Work instructions: The records below must be duplicated exactly, character for character.

Listed records:
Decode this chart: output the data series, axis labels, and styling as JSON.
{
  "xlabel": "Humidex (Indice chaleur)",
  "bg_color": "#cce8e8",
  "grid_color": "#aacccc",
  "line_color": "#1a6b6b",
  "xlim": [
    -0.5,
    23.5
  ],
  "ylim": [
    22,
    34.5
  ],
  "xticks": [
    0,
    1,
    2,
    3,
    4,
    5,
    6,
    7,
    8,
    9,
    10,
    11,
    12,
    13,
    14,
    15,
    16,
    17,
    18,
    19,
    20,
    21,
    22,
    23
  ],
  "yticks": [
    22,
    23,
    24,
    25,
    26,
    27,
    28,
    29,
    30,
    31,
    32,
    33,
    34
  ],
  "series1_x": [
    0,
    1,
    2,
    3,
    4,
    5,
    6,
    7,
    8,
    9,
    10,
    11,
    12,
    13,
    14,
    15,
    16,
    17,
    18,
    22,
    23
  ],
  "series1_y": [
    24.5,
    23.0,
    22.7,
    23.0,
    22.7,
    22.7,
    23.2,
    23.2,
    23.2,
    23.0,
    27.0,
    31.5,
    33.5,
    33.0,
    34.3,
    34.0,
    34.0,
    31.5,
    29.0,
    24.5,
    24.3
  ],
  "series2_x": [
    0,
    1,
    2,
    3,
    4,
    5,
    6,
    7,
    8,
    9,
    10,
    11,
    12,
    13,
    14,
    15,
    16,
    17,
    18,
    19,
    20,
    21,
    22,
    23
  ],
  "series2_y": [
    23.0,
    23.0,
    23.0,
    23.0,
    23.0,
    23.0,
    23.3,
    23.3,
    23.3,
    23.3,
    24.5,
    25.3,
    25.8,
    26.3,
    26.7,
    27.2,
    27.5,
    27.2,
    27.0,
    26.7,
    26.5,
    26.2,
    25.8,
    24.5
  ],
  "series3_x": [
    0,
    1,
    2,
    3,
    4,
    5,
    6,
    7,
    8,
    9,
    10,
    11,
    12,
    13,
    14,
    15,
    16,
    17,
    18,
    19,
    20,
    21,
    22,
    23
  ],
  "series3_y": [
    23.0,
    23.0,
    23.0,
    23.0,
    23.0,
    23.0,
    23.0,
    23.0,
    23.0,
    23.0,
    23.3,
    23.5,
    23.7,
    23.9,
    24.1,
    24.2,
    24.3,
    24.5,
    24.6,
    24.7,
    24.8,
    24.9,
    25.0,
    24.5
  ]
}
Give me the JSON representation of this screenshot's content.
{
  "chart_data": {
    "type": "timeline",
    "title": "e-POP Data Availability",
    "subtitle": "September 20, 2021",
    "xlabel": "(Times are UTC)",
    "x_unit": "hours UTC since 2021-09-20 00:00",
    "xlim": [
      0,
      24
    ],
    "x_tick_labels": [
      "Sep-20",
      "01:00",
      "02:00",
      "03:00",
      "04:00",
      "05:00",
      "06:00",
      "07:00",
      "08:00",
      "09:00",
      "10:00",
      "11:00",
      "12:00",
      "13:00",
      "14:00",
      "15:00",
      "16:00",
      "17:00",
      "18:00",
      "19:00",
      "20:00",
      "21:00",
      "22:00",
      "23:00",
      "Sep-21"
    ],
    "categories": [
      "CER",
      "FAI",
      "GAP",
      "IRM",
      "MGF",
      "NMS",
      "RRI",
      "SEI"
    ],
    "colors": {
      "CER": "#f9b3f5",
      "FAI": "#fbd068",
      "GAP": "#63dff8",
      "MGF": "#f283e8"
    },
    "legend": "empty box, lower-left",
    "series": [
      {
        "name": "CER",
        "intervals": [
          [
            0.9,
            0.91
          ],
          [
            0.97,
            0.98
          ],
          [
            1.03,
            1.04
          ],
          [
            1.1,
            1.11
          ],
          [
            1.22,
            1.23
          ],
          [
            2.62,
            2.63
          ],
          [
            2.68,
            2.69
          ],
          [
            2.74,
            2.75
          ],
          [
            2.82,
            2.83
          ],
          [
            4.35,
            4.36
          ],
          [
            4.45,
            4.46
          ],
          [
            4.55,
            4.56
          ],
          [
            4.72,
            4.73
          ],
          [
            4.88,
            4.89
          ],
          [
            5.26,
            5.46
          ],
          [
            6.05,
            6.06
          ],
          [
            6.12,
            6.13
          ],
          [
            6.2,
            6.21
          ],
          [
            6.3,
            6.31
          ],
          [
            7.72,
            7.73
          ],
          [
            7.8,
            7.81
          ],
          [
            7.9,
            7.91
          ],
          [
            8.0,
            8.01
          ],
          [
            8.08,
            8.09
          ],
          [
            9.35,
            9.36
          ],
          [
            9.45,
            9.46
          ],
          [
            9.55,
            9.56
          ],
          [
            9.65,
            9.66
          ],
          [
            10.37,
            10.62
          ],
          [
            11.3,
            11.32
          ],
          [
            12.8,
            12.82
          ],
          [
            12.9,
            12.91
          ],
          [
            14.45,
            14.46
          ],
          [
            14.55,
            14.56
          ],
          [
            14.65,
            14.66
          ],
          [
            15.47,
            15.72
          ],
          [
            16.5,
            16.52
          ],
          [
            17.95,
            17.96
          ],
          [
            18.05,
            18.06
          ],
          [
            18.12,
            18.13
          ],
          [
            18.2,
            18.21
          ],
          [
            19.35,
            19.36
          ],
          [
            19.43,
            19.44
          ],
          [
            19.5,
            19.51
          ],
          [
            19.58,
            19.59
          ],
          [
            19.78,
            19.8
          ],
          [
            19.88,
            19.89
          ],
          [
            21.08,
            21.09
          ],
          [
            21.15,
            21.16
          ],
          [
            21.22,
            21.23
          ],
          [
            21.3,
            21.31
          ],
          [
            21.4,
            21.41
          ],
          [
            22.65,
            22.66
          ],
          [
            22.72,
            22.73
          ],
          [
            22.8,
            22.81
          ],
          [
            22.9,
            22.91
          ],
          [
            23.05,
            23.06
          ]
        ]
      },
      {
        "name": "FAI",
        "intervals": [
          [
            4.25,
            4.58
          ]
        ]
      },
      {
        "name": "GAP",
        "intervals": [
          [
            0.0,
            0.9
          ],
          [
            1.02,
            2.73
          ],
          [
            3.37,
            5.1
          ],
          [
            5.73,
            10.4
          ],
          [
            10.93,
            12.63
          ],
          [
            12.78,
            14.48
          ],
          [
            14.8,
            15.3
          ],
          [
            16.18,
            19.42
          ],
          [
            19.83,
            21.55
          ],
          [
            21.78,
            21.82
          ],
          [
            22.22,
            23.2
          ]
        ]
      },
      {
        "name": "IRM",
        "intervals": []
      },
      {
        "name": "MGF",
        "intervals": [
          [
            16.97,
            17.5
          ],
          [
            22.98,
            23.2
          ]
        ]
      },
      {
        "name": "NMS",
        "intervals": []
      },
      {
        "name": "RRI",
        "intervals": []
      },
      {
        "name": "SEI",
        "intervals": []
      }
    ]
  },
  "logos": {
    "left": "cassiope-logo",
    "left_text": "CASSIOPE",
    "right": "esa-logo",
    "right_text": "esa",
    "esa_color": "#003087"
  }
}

Answer to the task:
Decode this chart: output the data series, axis labels, and styling as JSON.
{
  "xlabel": "Humidex (Indice chaleur)",
  "bg_color": "#cce8e8",
  "grid_color": "#aacccc",
  "line_color": "#1a6b6b",
  "xlim": [
    -0.5,
    23.5
  ],
  "ylim": [
    22,
    34.5
  ],
  "xticks": [
    0,
    1,
    2,
    3,
    4,
    5,
    6,
    7,
    8,
    9,
    10,
    11,
    12,
    13,
    14,
    15,
    16,
    17,
    18,
    19,
    20,
    21,
    22,
    23
  ],
  "yticks": [
    22,
    23,
    24,
    25,
    26,
    27,
    28,
    29,
    30,
    31,
    32,
    33,
    34
  ],
  "series1_x": [
    0,
    1,
    2,
    3,
    4,
    5,
    6,
    7,
    8,
    9,
    10,
    11,
    12,
    13,
    14,
    15,
    16,
    17,
    18,
    22,
    23
  ],
  "series1_y": [
    24.5,
    23.0,
    22.7,
    23.0,
    22.7,
    22.7,
    23.2,
    23.2,
    23.2,
    23.0,
    27.0,
    31.5,
    33.5,
    33.0,
    34.3,
    34.0,
    34.0,
    31.5,
    29.0,
    24.5,
    24.3
  ],
  "series2_x": [
    0,
    1,
    2,
    3,
    4,
    5,
    6,
    7,
    8,
    9,
    10,
    11,
    12,
    13,
    14,
    15,
    16,
    17,
    18,
    19,
    20,
    21,
    22,
    23
  ],
  "series2_y": [
    23.0,
    23.0,
    23.0,
    23.0,
    23.0,
    23.0,
    23.3,
    23.3,
    23.3,
    23.3,
    24.5,
    25.3,
    25.8,
    26.3,
    26.7,
    27.2,
    27.5,
    27.2,
    27.0,
    26.7,
    26.5,
    26.2,
    25.8,
    24.5
  ],
  "series3_x": [
    0,
    1,
    2,
    3,
    4,
    5,
    6,
    7,
    8,
    9,
    10,
    11,
    12,
    13,
    14,
    15,
    16,
    17,
    18,
    19,
    20,
    21,
    22,
    23
  ],
  "series3_y": [
    23.0,
    23.0,
    23.0,
    23.0,
    23.0,
    23.0,
    23.0,
    23.0,
    23.0,
    23.0,
    23.3,
    23.5,
    23.7,
    23.9,
    24.1,
    24.2,
    24.3,
    24.5,
    24.6,
    24.7,
    24.8,
    24.9,
    25.0,
    24.5
  ]
}
Give me the JSON representation of this screenshot's content.
{
  "chart_data": {
    "type": "timeline",
    "title": "e-POP Data Availability",
    "subtitle": "September 20, 2021",
    "xlabel": "(Times are UTC)",
    "x_unit": "hours UTC since 2021-09-20 00:00",
    "xlim": [
      0,
      24
    ],
    "x_tick_labels": [
      "Sep-20",
      "01:00",
      "02:00",
      "03:00",
      "04:00",
      "05:00",
      "06:00",
      "07:00",
      "08:00",
      "09:00",
      "10:00",
      "11:00",
      "12:00",
      "13:00",
      "14:00",
      "15:00",
      "16:00",
      "17:00",
      "18:00",
      "19:00",
      "20:00",
      "21:00",
      "22:00",
      "23:00",
      "Sep-21"
    ],
    "categories": [
      "CER",
      "FAI",
      "GAP",
      "IRM",
      "MGF",
      "NMS",
      "RRI",
      "SEI"
    ],
    "colors": {
      "CER": "#f9b3f5",
      "FAI": "#fbd068",
      "GAP": "#63dff8",
      "MGF": "#f283e8"
    },
    "legend": "empty box, lower-left",
    "series": [
      {
        "name": "CER",
        "intervals": [
          [
            0.9,
            0.91
          ],
          [
            0.97,
            0.98
          ],
          [
            1.03,
            1.04
          ],
          [
            1.1,
            1.11
          ],
          [
            1.22,
            1.23
          ],
          [
            2.62,
            2.63
          ],
          [
            2.68,
            2.69
          ],
          [
            2.74,
            2.75
          ],
          [
            2.82,
            2.83
          ],
          [
            4.35,
            4.36
          ],
          [
            4.45,
            4.46
          ],
          [
            4.55,
            4.56
          ],
          [
            4.72,
            4.73
          ],
          [
            4.88,
            4.89
          ],
          [
            5.26,
            5.46
          ],
          [
            6.05,
            6.06
          ],
          [
            6.12,
            6.13
          ],
          [
            6.2,
            6.21
          ],
          [
            6.3,
            6.31
          ],
          [
            7.72,
            7.73
          ],
          [
            7.8,
            7.81
          ],
          [
            7.9,
            7.91
          ],
          [
            8.0,
            8.01
          ],
          [
            8.08,
            8.09
          ],
          [
            9.35,
            9.36
          ],
          [
            9.45,
            9.46
          ],
          [
            9.55,
            9.56
          ],
          [
            9.65,
            9.66
          ],
          [
            10.37,
            10.62
          ],
          [
            11.3,
            11.32
          ],
          [
            12.8,
            12.82
          ],
          [
            12.9,
            12.91
          ],
          [
            14.45,
            14.46
          ],
          [
            14.55,
            14.56
          ],
          [
            14.65,
            14.66
          ],
          [
            15.47,
            15.72
          ],
          [
            16.5,
            16.52
          ],
          [
            17.95,
            17.96
          ],
          [
            18.05,
            18.06
          ],
          [
            18.12,
            18.13
          ],
          [
            18.2,
            18.21
          ],
          [
            19.35,
            19.36
          ],
          [
            19.43,
            19.44
          ],
          [
            19.5,
            19.51
          ],
          [
            19.58,
            19.59
          ],
          [
            19.78,
            19.8
          ],
          [
            19.88,
            19.89
          ],
          [
            21.08,
            21.09
          ],
          [
            21.15,
            21.16
          ],
          [
            21.22,
            21.23
          ],
          [
            21.3,
            21.31
          ],
          [
            21.4,
            21.41
          ],
          [
            22.65,
            22.66
          ],
          [
            22.72,
            22.73
          ],
          [
            22.8,
            22.81
          ],
          [
            22.9,
            22.91
          ],
          [
            23.05,
            23.06
          ]
        ]
      },
      {
        "name": "FAI",
        "intervals": [
          [
            4.25,
            4.58
          ]
        ]
      },
      {
        "name": "GAP",
        "intervals": [
          [
            0.0,
            0.9
          ],
          [
            1.02,
            2.73
          ],
          [
            3.37,
            5.1
          ],
          [
            5.73,
            10.4
          ],
          [
            10.93,
            12.63
          ],
          [
            12.78,
            14.48
          ],
          [
            14.8,
            15.3
          ],
          [
            16.18,
            19.42
          ],
          [
            19.83,
            21.55
          ],
          [
            21.78,
            21.82
          ],
          [
            22.22,
            23.2
          ]
        ]
      },
      {
        "name": "IRM",
        "intervals": []
      },
      {
        "name": "MGF",
        "intervals": [
          [
            16.97,
            17.5
          ],
          [
            22.98,
            23.2
          ]
        ]
      },
      {
        "name": "NMS",
        "intervals": []
      },
      {
        "name": "RRI",
        "intervals": []
      },
      {
        "name": "SEI",
        "intervals": []
      }
    ]
  },
  "logos": {
    "left": "cassiope-logo",
    "left_text": "CASSIOPE",
    "right": "esa-logo",
    "right_text": "esa",
    "esa_color": "#003087"
  }
}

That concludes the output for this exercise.